Instruction
Using the data below, determine the number of lines that include the string "楼宇电梯". Write only that number.

Supplied records
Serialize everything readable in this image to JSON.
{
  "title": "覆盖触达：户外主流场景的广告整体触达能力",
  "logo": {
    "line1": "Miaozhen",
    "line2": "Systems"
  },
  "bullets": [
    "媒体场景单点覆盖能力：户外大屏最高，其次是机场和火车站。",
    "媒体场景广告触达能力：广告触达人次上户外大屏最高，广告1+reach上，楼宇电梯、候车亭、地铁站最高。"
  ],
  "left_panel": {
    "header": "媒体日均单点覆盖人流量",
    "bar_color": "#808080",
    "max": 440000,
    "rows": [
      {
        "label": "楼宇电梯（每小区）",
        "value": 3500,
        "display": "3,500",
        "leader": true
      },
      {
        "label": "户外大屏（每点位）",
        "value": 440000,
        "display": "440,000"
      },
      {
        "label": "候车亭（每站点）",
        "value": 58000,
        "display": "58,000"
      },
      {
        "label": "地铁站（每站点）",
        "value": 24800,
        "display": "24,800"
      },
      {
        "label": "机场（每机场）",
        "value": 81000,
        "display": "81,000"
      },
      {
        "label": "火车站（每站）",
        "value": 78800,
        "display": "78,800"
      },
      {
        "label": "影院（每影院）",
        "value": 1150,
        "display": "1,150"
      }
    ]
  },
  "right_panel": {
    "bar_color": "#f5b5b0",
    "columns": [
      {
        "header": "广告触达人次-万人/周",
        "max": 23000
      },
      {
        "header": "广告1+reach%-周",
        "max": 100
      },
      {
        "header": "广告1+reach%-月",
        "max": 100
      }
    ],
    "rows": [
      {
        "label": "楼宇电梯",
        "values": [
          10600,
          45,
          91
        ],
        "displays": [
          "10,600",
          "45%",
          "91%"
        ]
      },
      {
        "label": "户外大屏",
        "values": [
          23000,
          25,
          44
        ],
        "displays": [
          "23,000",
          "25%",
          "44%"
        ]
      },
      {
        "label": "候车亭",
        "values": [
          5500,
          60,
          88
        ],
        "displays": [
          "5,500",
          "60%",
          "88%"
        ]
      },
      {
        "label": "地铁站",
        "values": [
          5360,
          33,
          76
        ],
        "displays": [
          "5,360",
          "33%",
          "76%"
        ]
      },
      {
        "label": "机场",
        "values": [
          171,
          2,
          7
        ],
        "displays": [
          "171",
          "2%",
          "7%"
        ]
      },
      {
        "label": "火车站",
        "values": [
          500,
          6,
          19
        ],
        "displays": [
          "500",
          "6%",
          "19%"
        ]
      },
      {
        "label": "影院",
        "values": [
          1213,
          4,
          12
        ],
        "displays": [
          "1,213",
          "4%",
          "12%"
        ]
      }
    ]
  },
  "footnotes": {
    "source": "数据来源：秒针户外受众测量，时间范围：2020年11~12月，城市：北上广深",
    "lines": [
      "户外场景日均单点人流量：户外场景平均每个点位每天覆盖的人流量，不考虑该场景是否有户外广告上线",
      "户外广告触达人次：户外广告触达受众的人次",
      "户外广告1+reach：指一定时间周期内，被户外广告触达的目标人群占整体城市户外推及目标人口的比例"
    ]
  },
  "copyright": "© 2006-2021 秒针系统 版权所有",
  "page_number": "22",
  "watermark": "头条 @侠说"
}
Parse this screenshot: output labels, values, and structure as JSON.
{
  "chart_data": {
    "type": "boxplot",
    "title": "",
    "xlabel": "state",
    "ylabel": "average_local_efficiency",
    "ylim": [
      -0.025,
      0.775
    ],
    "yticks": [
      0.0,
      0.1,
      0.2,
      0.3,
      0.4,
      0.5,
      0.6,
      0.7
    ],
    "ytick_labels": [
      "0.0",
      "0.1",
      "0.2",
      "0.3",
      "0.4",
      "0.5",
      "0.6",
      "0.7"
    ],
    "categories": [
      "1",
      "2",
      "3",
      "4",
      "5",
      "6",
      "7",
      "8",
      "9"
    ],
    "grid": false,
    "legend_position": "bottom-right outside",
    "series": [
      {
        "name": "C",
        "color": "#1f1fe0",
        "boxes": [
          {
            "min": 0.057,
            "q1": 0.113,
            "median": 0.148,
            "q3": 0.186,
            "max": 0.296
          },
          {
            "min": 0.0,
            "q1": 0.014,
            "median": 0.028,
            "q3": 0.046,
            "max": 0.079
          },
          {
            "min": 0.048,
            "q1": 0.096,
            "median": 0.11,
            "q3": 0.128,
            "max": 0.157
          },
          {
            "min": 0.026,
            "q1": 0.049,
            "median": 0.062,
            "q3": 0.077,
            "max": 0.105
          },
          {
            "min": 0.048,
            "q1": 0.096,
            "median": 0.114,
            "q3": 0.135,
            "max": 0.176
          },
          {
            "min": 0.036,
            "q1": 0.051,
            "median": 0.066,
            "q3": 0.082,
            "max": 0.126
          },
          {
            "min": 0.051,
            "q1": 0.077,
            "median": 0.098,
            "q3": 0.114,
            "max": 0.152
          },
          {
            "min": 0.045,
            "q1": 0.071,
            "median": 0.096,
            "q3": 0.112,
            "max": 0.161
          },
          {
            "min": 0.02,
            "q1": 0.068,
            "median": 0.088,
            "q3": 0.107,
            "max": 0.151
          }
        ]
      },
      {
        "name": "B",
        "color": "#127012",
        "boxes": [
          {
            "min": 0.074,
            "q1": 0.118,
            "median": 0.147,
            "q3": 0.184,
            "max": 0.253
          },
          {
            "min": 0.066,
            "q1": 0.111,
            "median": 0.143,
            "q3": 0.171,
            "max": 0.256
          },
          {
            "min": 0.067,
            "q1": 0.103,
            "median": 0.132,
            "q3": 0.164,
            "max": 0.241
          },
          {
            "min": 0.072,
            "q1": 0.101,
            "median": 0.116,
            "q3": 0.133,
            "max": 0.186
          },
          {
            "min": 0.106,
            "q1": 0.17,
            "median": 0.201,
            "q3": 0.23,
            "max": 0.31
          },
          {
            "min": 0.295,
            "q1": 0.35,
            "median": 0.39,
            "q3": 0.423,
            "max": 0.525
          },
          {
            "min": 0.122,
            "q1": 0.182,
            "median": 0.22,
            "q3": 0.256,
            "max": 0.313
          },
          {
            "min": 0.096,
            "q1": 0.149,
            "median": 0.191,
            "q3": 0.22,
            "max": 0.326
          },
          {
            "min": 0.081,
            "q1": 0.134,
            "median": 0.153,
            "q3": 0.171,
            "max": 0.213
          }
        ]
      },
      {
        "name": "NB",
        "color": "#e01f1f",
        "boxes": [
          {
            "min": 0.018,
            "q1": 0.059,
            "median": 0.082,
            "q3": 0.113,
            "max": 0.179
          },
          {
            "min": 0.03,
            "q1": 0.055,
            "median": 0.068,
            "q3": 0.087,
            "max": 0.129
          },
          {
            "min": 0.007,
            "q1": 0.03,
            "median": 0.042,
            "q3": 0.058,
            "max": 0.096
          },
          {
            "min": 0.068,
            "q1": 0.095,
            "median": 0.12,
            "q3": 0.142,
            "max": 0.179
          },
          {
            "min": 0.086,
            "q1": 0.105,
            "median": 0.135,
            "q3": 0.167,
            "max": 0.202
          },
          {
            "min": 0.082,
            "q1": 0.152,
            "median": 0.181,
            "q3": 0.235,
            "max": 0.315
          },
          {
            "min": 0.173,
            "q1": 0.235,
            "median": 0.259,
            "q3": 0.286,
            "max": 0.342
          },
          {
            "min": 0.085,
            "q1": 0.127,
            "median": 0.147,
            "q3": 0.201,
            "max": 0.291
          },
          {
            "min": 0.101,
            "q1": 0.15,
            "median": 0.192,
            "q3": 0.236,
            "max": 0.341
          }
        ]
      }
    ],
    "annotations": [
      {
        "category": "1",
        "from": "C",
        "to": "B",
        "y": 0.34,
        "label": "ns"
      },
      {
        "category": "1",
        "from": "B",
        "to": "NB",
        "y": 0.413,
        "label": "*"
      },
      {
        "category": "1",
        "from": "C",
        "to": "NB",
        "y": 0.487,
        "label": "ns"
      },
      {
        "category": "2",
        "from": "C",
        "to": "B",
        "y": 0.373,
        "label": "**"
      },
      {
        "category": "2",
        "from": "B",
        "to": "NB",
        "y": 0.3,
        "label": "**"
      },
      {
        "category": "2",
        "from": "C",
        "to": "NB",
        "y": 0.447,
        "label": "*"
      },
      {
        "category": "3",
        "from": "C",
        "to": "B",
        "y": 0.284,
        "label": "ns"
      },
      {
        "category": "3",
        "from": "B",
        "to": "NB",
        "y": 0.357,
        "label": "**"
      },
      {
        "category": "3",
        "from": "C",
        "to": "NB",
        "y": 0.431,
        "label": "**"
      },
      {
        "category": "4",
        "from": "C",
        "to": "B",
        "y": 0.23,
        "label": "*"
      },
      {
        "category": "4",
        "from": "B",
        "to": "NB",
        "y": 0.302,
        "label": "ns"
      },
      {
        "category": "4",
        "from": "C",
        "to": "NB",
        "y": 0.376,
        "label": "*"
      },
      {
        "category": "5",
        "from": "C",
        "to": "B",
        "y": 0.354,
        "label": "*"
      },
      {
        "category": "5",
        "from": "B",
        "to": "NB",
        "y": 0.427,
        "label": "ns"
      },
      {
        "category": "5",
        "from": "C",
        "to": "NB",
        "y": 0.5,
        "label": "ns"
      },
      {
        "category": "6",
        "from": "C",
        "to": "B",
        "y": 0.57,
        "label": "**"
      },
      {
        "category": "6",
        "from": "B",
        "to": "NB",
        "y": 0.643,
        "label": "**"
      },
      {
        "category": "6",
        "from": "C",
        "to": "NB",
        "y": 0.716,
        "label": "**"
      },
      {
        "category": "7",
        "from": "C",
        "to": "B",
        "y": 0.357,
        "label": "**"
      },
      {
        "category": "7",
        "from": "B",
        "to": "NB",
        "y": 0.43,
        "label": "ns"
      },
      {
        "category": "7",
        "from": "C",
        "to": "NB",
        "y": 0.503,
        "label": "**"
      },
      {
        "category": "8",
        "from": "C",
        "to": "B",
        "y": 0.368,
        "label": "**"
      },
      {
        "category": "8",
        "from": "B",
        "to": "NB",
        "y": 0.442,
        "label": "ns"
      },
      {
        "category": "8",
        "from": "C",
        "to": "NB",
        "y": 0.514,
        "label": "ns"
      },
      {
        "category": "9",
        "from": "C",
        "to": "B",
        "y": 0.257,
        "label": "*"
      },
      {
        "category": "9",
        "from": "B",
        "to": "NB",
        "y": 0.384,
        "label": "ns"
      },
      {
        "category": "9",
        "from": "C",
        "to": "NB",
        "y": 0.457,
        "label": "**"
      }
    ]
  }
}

Solution to this task
3